The records are to be restated in their entirety, word for word.
::: DATA EXTRACT :::
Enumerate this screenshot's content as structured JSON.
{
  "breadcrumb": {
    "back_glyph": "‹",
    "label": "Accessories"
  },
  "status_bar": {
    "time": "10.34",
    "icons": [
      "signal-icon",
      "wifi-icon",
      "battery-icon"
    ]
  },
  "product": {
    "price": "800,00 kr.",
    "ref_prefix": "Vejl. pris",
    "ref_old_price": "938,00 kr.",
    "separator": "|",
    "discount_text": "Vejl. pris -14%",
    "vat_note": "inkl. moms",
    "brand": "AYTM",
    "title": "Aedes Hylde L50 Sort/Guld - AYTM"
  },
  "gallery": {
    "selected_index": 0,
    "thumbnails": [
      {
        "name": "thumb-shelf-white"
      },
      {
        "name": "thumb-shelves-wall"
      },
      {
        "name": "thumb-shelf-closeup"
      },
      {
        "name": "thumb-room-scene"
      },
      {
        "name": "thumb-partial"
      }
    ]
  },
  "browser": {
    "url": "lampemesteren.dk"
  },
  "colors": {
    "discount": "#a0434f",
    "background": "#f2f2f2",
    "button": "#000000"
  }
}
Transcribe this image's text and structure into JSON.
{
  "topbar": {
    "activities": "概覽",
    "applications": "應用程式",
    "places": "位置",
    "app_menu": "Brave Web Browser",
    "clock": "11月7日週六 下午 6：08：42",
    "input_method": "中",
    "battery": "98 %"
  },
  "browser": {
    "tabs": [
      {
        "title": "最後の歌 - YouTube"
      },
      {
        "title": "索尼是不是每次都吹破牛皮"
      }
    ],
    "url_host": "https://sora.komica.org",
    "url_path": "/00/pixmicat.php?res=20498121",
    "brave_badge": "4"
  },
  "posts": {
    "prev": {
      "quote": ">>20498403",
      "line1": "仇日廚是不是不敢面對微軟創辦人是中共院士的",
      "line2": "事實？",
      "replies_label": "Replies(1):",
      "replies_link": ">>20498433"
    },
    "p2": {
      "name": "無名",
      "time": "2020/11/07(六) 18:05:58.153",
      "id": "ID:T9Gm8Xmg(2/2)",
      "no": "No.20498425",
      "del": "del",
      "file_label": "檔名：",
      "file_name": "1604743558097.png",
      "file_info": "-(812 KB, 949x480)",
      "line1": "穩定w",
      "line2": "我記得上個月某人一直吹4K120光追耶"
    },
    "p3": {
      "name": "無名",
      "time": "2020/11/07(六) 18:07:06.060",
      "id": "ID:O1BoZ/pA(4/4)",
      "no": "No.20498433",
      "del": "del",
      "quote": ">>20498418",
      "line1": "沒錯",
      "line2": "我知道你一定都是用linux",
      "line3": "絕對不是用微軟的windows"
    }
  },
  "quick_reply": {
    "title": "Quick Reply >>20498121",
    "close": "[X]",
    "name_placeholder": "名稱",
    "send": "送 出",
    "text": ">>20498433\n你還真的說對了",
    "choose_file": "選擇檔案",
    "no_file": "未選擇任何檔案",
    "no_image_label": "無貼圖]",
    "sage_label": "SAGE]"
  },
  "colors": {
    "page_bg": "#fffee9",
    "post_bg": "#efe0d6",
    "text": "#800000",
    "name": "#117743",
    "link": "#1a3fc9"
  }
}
:::
OUTPUT OF THE TASK:
Enumerate this screenshot's content as structured JSON.
{
  "breadcrumb": {
    "back_glyph": "‹",
    "label": "Accessories"
  },
  "status_bar": {
    "time": "10.34",
    "icons": [
      "signal-icon",
      "wifi-icon",
      "battery-icon"
    ]
  },
  "product": {
    "price": "800,00 kr.",
    "ref_prefix": "Vejl. pris",
    "ref_old_price": "938,00 kr.",
    "separator": "|",
    "discount_text": "Vejl. pris -14%",
    "vat_note": "inkl. moms",
    "brand": "AYTM",
    "title": "Aedes Hylde L50 Sort/Guld - AYTM"
  },
  "gallery": {
    "selected_index": 0,
    "thumbnails": [
      {
        "name": "thumb-shelf-white"
      },
      {
        "name": "thumb-shelves-wall"
      },
      {
        "name": "thumb-shelf-closeup"
      },
      {
        "name": "thumb-room-scene"
      },
      {
        "name": "thumb-partial"
      }
    ]
  },
  "browser": {
    "url": "lampemesteren.dk"
  },
  "colors": {
    "discount": "#a0434f",
    "background": "#f2f2f2",
    "button": "#000000"
  }
}
Transcribe this image's text and structure into JSON.
{
  "topbar": {
    "activities": "概覽",
    "applications": "應用程式",
    "places": "位置",
    "app_menu": "Brave Web Browser",
    "clock": "11月7日週六 下午 6：08：42",
    "input_method": "中",
    "battery": "98 %"
  },
  "browser": {
    "tabs": [
      {
        "title": "最後の歌 - YouTube"
      },
      {
        "title": "索尼是不是每次都吹破牛皮"
      }
    ],
    "url_host": "https://sora.komica.org",
    "url_path": "/00/pixmicat.php?res=20498121",
    "brave_badge": "4"
  },
  "posts": {
    "prev": {
      "quote": ">>20498403",
      "line1": "仇日廚是不是不敢面對微軟創辦人是中共院士的",
      "line2": "事實？",
      "replies_label": "Replies(1):",
      "replies_link": ">>20498433"
    },
    "p2": {
      "name": "無名",
      "time": "2020/11/07(六) 18:05:58.153",
      "id": "ID:T9Gm8Xmg(2/2)",
      "no": "No.20498425",
      "del": "del",
      "file_label": "檔名：",
      "file_name": "1604743558097.png",
      "file_info": "-(812 KB, 949x480)",
      "line1": "穩定w",
      "line2": "我記得上個月某人一直吹4K120光追耶"
    },
    "p3": {
      "name": "無名",
      "time": "2020/11/07(六) 18:07:06.060",
      "id": "ID:O1BoZ/pA(4/4)",
      "no": "No.20498433",
      "del": "del",
      "quote": ">>20498418",
      "line1": "沒錯",
      "line2": "我知道你一定都是用linux",
      "line3": "絕對不是用微軟的windows"
    }
  },
  "quick_reply": {
    "title": "Quick Reply >>20498121",
    "close": "[X]",
    "name_placeholder": "名稱",
    "send": "送 出",
    "text": ">>20498433\n你還真的說對了",
    "choose_file": "選擇檔案",
    "no_file": "未選擇任何檔案",
    "no_image_label": "無貼圖]",
    "sage_label": "SAGE]"
  },
  "colors": {
    "page_bg": "#fffee9",
    "post_bg": "#efe0d6",
    "text": "#800000",
    "name": "#117743",
    "link": "#1a3fc9"
  }
}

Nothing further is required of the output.